• _SET EXERCISE_
Extract every record, keeping each one exactly as it is.

Lines of data
___
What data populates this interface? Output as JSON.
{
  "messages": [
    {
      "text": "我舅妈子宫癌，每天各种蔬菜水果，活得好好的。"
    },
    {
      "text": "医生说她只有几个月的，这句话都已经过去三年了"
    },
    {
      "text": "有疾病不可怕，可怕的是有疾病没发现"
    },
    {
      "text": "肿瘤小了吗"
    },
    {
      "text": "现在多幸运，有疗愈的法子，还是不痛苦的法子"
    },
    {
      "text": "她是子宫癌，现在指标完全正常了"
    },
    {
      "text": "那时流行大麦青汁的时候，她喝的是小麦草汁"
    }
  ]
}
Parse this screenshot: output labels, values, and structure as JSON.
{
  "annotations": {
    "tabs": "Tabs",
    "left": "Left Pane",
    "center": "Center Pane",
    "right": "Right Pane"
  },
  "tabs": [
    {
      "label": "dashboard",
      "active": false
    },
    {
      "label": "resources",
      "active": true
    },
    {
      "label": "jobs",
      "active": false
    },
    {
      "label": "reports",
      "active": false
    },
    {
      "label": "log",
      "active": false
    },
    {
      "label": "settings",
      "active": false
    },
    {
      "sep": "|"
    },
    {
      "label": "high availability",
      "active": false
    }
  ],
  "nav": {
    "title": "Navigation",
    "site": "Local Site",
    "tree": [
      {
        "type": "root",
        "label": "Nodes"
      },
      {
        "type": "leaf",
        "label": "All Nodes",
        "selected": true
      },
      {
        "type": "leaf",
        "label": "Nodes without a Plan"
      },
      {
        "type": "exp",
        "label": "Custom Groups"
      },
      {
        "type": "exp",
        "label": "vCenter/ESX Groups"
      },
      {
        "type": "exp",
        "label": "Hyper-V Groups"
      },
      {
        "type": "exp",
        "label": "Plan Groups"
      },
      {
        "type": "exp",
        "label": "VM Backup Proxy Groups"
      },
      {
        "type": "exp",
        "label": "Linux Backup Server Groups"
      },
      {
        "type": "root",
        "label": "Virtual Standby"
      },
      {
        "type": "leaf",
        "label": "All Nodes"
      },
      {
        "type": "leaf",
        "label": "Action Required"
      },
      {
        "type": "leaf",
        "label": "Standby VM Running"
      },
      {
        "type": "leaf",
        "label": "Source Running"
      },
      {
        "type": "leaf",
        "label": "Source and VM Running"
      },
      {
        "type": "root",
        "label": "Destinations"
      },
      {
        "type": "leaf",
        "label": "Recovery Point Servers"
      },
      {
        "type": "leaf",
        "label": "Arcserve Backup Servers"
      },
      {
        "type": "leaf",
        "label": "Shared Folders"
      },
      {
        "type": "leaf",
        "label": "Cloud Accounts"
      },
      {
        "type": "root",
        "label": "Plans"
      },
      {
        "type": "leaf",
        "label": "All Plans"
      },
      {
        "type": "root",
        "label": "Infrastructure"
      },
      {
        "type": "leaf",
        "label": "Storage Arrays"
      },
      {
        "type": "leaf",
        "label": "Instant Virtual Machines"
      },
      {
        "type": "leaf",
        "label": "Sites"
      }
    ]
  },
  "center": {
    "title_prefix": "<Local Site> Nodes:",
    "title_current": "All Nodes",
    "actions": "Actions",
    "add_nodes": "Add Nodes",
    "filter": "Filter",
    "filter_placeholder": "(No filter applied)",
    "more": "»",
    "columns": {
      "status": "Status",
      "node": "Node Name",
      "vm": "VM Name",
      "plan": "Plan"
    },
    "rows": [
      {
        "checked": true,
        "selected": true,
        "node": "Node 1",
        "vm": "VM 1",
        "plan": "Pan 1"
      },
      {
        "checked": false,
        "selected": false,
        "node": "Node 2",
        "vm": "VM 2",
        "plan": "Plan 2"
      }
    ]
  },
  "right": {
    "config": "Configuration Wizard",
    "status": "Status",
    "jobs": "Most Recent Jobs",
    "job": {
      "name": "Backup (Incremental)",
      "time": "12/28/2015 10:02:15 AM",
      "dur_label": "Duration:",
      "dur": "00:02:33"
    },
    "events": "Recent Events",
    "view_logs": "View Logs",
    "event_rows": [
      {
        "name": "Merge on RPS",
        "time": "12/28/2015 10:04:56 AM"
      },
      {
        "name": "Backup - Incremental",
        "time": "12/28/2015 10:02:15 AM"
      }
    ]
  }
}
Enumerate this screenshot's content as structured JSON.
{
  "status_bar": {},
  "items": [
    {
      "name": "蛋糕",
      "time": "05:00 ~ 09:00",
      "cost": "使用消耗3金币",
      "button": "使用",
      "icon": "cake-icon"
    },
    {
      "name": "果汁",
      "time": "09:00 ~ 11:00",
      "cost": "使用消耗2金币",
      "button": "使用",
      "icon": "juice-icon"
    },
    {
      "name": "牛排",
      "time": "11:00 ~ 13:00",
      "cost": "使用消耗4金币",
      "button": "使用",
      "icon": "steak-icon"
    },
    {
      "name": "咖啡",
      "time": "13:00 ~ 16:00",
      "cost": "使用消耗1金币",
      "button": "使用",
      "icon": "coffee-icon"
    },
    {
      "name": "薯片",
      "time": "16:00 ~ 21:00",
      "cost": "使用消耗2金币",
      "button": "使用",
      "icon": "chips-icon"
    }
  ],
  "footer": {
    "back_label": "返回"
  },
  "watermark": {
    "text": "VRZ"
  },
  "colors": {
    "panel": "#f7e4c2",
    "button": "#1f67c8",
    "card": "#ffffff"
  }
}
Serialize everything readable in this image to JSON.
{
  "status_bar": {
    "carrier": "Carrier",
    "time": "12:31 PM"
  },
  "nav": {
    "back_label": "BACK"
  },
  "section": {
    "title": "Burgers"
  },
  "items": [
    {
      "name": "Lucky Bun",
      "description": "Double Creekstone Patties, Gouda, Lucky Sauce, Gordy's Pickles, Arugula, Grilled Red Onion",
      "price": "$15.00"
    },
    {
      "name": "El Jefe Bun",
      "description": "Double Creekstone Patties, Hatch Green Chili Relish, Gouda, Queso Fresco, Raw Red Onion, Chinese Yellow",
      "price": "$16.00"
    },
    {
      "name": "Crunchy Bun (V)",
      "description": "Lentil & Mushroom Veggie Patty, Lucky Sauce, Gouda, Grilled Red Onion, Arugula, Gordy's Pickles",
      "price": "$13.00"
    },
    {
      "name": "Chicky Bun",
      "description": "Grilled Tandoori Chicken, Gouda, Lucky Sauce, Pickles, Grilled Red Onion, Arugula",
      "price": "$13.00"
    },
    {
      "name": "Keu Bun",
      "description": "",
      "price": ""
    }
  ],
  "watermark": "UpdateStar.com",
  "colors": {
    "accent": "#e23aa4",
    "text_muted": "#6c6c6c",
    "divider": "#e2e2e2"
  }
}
___
• _RESULT OF THE TASK_
What data populates this interface? Output as JSON.
{
  "messages": [
    {
      "text": "我舅妈子宫癌，每天各种蔬菜水果，活得好好的。"
    },
    {
      "text": "医生说她只有几个月的，这句话都已经过去三年了"
    },
    {
      "text": "有疾病不可怕，可怕的是有疾病没发现"
    },
    {
      "text": "肿瘤小了吗"
    },
    {
      "text": "现在多幸运，有疗愈的法子，还是不痛苦的法子"
    },
    {
      "text": "她是子宫癌，现在指标完全正常了"
    },
    {
      "text": "那时流行大麦青汁的时候，她喝的是小麦草汁"
    }
  ]
}
Parse this screenshot: output labels, values, and structure as JSON.
{
  "annotations": {
    "tabs": "Tabs",
    "left": "Left Pane",
    "center": "Center Pane",
    "right": "Right Pane"
  },
  "tabs": [
    {
      "label": "dashboard",
      "active": false
    },
    {
      "label": "resources",
      "active": true
    },
    {
      "label": "jobs",
      "active": false
    },
    {
      "label": "reports",
      "active": false
    },
    {
      "label": "log",
      "active": false
    },
    {
      "label": "settings",
      "active": false
    },
    {
      "sep": "|"
    },
    {
      "label": "high availability",
      "active": false
    }
  ],
  "nav": {
    "title": "Navigation",
    "site": "Local Site",
    "tree": [
      {
        "type": "root",
        "label": "Nodes"
      },
      {
        "type": "leaf",
        "label": "All Nodes",
        "selected": true
      },
      {
        "type": "leaf",
        "label": "Nodes without a Plan"
      },
      {
        "type": "exp",
        "label": "Custom Groups"
      },
      {
        "type": "exp",
        "label": "vCenter/ESX Groups"
      },
      {
        "type": "exp",
        "label": "Hyper-V Groups"
      },
      {
        "type": "exp",
        "label": "Plan Groups"
      },
      {
        "type": "exp",
        "label": "VM Backup Proxy Groups"
      },
      {
        "type": "exp",
        "label": "Linux Backup Server Groups"
      },
      {
        "type": "root",
        "label": "Virtual Standby"
      },
      {
        "type": "leaf",
        "label": "All Nodes"
      },
      {
        "type": "leaf",
        "label": "Action Required"
      },
      {
        "type": "leaf",
        "label": "Standby VM Running"
      },
      {
        "type": "leaf",
        "label": "Source Running"
      },
      {
        "type": "leaf",
        "label": "Source and VM Running"
      },
      {
        "type": "root",
        "label": "Destinations"
      },
      {
        "type": "leaf",
        "label": "Recovery Point Servers"
      },
      {
        "type": "leaf",
        "label": "Arcserve Backup Servers"
      },
      {
        "type": "leaf",
        "label": "Shared Folders"
      },
      {
        "type": "leaf",
        "label": "Cloud Accounts"
      },
      {
        "type": "root",
        "label": "Plans"
      },
      {
        "type": "leaf",
        "label": "All Plans"
      },
      {
        "type": "root",
        "label": "Infrastructure"
      },
      {
        "type": "leaf",
        "label": "Storage Arrays"
      },
      {
        "type": "leaf",
        "label": "Instant Virtual Machines"
      },
      {
        "type": "leaf",
        "label": "Sites"
      }
    ]
  },
  "center": {
    "title_prefix": "<Local Site> Nodes:",
    "title_current": "All Nodes",
    "actions": "Actions",
    "add_nodes": "Add Nodes",
    "filter": "Filter",
    "filter_placeholder": "(No filter applied)",
    "more": "»",
    "columns": {
      "status": "Status",
      "node": "Node Name",
      "vm": "VM Name",
      "plan": "Plan"
    },
    "rows": [
      {
        "checked": true,
        "selected": true,
        "node": "Node 1",
        "vm": "VM 1",
        "plan": "Pan 1"
      },
      {
        "checked": false,
        "selected": false,
        "node": "Node 2",
        "vm": "VM 2",
        "plan": "Plan 2"
      }
    ]
  },
  "right": {
    "config": "Configuration Wizard",
    "status": "Status",
    "jobs": "Most Recent Jobs",
    "job": {
      "name": "Backup (Incremental)",
      "time": "12/28/2015 10:02:15 AM",
      "dur_label": "Duration:",
      "dur": "00:02:33"
    },
    "events": "Recent Events",
    "view_logs": "View Logs",
    "event_rows": [
      {
        "name": "Merge on RPS",
        "time": "12/28/2015 10:04:56 AM"
      },
      {
        "name": "Backup - Incremental",
        "time": "12/28/2015 10:02:15 AM"
      }
    ]
  }
}
Enumerate this screenshot's content as structured JSON.
{
  "status_bar": {},
  "items": [
    {
      "name": "蛋糕",
      "time": "05:00 ~ 09:00",
      "cost": "使用消耗3金币",
      "button": "使用",
      "icon": "cake-icon"
    },
    {
      "name": "果汁",
      "time": "09:00 ~ 11:00",
      "cost": "使用消耗2金币",
      "button": "使用",
      "icon": "juice-icon"
    },
    {
      "name": "牛排",
      "time": "11:00 ~ 13:00",
      "cost": "使用消耗4金币",
      "button": "使用",
      "icon": "steak-icon"
    },
    {
      "name": "咖啡",
      "time": "13:00 ~ 16:00",
      "cost": "使用消耗1金币",
      "button": "使用",
      "icon": "coffee-icon"
    },
    {
      "name": "薯片",
      "time": "16:00 ~ 21:00",
      "cost": "使用消耗2金币",
      "button": "使用",
      "icon": "chips-icon"
    }
  ],
  "footer": {
    "back_label": "返回"
  },
  "watermark": {
    "text": "VRZ"
  },
  "colors": {
    "panel": "#f7e4c2",
    "button": "#1f67c8",
    "card": "#ffffff"
  }
}
Serialize everything readable in this image to JSON.
{
  "status_bar": {
    "carrier": "Carrier",
    "time": "12:31 PM"
  },
  "nav": {
    "back_label": "BACK"
  },
  "section": {
    "title": "Burgers"
  },
  "items": [
    {
      "name": "Lucky Bun",
      "description": "Double Creekstone Patties, Gouda, Lucky Sauce, Gordy's Pickles, Arugula, Grilled Red Onion",
      "price": "$15.00"
    },
    {
      "name": "El Jefe Bun",
      "description": "Double Creekstone Patties, Hatch Green Chili Relish, Gouda, Queso Fresco, Raw Red Onion, Chinese Yellow",
      "price": "$16.00"
    },
    {
      "name": "Crunchy Bun (V)",
      "description": "Lentil & Mushroom Veggie Patty, Lucky Sauce, Gouda, Grilled Red Onion, Arugula, Gordy's Pickles",
      "price": "$13.00"
    },
    {
      "name": "Chicky Bun",
      "description": "Grilled Tandoori Chicken, Gouda, Lucky Sauce, Pickles, Grilled Red Onion, Arugula",
      "price": "$13.00"
    },
    {
      "name": "Keu Bun",
      "description": "",
      "price": ""
    }
  ],
  "watermark": "UpdateStar.com",
  "colors": {
    "accent": "#e23aa4",
    "text_muted": "#6c6c6c",
    "divider": "#e2e2e2"
  }
}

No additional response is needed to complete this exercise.